All lines in the data bearing the string "Phase" should be identified and copied.

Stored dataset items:
- - - -
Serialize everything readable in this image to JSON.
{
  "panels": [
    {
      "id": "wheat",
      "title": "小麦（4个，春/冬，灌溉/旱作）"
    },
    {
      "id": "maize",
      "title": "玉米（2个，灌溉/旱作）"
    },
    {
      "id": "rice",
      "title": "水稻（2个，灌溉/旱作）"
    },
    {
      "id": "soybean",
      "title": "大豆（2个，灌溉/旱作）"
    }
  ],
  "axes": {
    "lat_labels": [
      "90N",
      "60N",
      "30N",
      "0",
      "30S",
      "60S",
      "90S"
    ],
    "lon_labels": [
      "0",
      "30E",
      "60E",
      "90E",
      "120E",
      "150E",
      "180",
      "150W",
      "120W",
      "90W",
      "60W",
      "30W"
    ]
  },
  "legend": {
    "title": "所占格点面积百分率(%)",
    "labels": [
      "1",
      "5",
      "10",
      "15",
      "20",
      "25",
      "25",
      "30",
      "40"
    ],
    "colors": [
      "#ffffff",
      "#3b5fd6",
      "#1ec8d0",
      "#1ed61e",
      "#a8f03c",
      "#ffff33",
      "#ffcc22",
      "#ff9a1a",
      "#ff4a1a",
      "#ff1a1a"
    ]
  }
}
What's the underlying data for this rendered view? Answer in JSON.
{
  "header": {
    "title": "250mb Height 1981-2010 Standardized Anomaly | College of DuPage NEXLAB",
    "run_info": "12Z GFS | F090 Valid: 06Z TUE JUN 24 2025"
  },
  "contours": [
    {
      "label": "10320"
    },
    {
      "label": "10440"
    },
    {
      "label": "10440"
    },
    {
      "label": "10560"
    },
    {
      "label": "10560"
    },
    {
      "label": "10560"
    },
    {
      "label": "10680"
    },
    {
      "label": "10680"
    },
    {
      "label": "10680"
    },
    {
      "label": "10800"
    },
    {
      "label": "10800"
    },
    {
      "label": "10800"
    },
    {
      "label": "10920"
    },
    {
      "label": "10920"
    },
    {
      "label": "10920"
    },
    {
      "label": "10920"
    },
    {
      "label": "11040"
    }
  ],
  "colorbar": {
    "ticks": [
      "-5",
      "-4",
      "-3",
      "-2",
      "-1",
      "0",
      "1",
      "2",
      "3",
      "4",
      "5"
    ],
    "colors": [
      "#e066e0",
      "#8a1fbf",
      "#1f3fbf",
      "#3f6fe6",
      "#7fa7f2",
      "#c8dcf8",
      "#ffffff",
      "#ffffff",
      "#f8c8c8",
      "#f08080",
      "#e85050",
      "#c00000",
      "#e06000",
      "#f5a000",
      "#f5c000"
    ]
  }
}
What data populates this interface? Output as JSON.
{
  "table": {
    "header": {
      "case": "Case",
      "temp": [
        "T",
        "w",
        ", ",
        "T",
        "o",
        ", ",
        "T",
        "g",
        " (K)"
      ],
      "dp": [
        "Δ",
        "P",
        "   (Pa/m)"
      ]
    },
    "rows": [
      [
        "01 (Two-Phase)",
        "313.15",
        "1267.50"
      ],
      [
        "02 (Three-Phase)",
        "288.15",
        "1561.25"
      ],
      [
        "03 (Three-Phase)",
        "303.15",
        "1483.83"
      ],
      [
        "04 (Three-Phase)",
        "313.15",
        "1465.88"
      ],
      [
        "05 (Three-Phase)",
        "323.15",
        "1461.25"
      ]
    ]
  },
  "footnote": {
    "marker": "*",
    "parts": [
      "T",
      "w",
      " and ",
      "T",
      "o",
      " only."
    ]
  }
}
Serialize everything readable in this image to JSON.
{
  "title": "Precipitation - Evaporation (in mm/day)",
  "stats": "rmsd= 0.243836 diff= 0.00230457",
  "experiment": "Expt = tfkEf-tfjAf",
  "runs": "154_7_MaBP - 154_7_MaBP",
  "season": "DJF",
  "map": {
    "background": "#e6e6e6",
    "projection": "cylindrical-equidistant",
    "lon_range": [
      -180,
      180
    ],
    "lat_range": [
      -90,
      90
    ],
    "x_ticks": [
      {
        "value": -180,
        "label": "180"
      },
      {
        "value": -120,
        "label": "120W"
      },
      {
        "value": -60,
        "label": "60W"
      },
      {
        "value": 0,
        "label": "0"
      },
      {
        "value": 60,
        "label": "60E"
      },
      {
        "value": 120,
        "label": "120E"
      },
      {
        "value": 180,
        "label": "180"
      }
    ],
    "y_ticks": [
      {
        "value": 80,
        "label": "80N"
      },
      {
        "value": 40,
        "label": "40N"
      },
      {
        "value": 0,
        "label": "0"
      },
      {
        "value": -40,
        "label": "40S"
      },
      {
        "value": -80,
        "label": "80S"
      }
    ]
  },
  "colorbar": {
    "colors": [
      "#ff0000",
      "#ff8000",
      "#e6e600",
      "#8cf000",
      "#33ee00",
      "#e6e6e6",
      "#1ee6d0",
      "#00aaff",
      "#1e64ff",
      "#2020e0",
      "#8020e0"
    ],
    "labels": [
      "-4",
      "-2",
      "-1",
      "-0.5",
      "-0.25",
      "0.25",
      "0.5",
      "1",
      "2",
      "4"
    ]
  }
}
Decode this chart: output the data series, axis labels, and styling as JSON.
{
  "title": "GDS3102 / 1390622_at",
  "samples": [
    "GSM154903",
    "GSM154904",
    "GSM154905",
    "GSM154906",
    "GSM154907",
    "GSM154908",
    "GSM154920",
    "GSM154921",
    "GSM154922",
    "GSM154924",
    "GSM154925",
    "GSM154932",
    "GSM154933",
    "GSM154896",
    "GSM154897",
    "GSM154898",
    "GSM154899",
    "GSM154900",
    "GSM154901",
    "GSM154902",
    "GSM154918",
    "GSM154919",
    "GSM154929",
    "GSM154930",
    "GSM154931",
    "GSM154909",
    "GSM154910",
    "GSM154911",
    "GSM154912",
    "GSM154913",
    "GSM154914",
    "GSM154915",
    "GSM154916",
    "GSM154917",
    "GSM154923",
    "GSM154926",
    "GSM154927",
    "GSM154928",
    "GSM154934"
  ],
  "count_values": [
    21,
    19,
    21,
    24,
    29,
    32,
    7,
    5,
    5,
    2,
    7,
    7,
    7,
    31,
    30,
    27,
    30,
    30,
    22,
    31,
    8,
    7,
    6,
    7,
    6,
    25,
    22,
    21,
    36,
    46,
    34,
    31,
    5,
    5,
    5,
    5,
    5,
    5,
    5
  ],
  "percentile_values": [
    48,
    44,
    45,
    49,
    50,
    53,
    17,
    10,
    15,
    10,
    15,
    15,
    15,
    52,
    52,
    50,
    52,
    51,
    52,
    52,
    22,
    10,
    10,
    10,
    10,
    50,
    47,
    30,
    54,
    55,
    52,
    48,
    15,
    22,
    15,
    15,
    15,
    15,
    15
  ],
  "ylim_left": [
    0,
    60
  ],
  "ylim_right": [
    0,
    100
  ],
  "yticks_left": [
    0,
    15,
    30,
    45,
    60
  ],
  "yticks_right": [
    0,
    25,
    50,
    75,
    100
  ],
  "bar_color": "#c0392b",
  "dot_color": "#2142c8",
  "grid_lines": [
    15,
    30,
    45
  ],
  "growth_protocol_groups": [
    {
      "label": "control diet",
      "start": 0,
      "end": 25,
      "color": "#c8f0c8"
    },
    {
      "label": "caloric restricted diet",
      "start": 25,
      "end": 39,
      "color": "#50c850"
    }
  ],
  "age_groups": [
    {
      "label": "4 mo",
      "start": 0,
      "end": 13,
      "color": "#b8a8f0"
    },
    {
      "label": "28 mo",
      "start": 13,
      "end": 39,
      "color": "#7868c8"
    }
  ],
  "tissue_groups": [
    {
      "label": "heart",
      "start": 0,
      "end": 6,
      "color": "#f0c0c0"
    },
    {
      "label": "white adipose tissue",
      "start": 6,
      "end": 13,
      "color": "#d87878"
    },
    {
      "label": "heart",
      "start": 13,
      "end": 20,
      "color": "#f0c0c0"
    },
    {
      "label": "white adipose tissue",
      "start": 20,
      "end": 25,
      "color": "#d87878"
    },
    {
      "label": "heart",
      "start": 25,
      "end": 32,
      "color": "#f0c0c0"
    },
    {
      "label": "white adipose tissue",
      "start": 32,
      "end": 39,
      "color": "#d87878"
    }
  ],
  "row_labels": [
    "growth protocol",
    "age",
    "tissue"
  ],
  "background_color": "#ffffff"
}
- - - -
SOLUTION TO THE PROBLEM:
        "01 (Two-Phase)",
        "02 (Three-Phase)",
        "03 (Three-Phase)",
        "04 (Three-Phase)",
        "05 (Three-Phase)",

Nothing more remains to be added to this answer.